> AIM OF THE EXERCISE: From the entries that follow, list every line in which the string "text" appears.

> MATERIAL:
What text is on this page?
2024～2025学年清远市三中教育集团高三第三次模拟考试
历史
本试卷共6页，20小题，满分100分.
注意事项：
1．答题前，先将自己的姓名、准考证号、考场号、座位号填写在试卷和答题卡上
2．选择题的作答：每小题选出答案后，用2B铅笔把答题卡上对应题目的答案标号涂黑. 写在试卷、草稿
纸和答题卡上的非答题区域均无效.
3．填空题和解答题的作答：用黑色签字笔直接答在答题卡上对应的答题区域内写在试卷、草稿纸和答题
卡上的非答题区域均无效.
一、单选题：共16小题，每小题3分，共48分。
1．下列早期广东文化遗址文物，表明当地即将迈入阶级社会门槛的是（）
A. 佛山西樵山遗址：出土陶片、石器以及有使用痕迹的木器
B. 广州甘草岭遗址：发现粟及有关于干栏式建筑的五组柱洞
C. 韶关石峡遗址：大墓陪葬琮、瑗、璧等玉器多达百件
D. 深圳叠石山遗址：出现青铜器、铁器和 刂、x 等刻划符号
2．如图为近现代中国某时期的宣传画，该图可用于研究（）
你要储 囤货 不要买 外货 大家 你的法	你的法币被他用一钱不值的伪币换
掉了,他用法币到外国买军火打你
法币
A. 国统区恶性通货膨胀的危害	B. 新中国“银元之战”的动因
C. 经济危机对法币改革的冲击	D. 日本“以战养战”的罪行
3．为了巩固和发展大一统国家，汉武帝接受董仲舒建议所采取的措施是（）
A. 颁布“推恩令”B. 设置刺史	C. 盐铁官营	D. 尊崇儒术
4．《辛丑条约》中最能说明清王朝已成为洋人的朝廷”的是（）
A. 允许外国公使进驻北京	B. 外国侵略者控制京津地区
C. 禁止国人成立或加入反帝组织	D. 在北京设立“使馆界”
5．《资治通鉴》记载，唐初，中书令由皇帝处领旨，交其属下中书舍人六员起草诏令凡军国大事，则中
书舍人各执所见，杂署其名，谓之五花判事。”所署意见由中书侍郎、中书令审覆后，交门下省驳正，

==

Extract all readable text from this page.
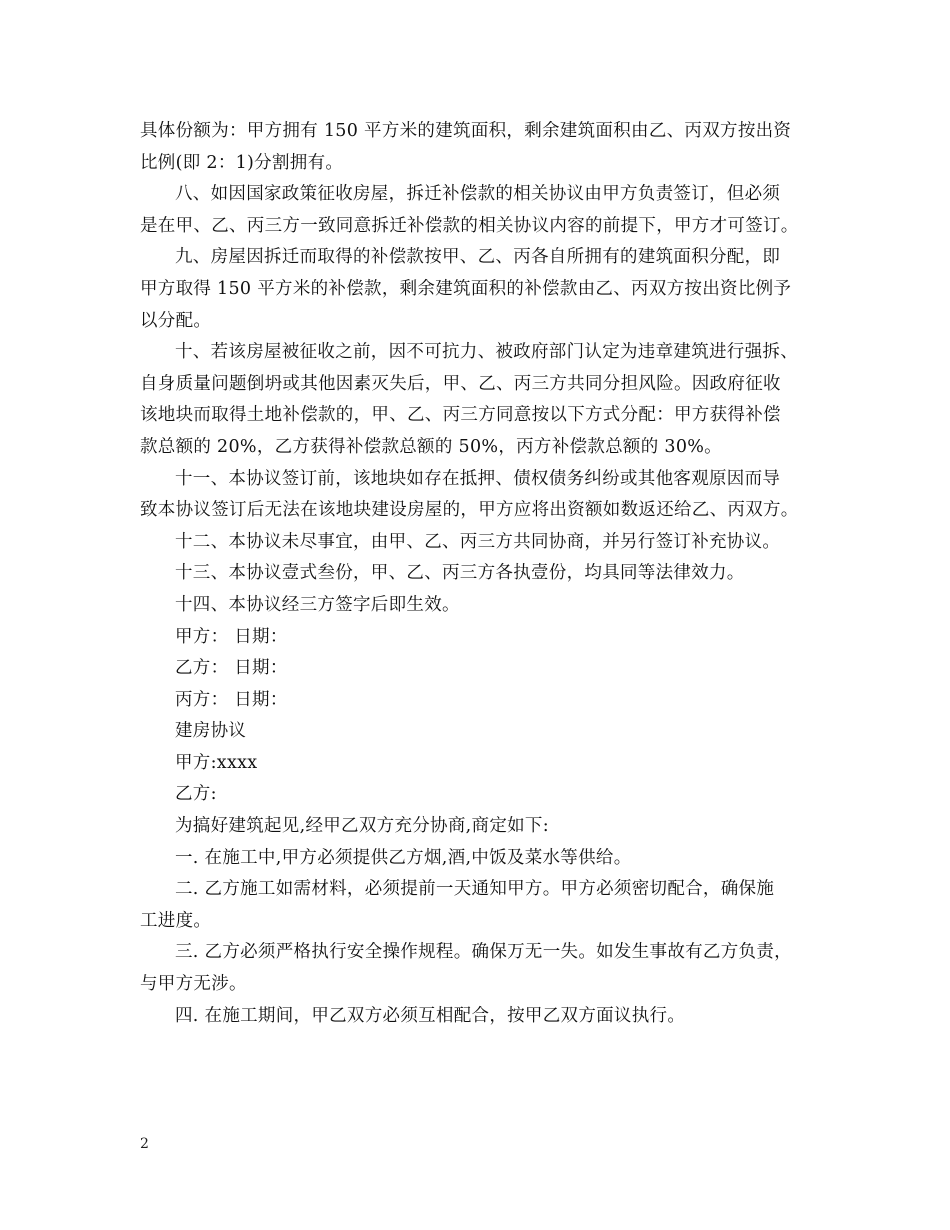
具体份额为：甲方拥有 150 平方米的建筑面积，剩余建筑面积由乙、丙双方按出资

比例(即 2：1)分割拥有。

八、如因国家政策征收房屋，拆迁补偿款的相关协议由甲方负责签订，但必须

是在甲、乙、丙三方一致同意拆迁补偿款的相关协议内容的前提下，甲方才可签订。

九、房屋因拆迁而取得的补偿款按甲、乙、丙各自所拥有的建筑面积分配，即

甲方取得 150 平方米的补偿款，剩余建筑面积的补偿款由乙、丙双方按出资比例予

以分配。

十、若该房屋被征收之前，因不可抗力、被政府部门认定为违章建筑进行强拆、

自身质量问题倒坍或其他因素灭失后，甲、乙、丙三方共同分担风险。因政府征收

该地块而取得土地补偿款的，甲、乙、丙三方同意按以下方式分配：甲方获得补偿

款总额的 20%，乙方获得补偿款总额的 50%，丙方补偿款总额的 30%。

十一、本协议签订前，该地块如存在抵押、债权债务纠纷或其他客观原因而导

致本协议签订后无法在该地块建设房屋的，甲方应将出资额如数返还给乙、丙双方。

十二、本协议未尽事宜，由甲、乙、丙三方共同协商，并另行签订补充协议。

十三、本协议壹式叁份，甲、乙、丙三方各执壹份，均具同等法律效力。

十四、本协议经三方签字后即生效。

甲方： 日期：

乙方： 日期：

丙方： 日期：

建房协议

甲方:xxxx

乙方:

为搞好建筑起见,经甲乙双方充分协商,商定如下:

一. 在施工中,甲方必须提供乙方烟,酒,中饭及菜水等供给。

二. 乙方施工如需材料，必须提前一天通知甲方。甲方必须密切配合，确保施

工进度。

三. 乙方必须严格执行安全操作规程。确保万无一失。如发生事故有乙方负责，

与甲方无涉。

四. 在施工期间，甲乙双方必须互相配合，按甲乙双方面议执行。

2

> ANSWER TO THIS PROBLEM:
What text is on this page?
Extract all readable text from this page.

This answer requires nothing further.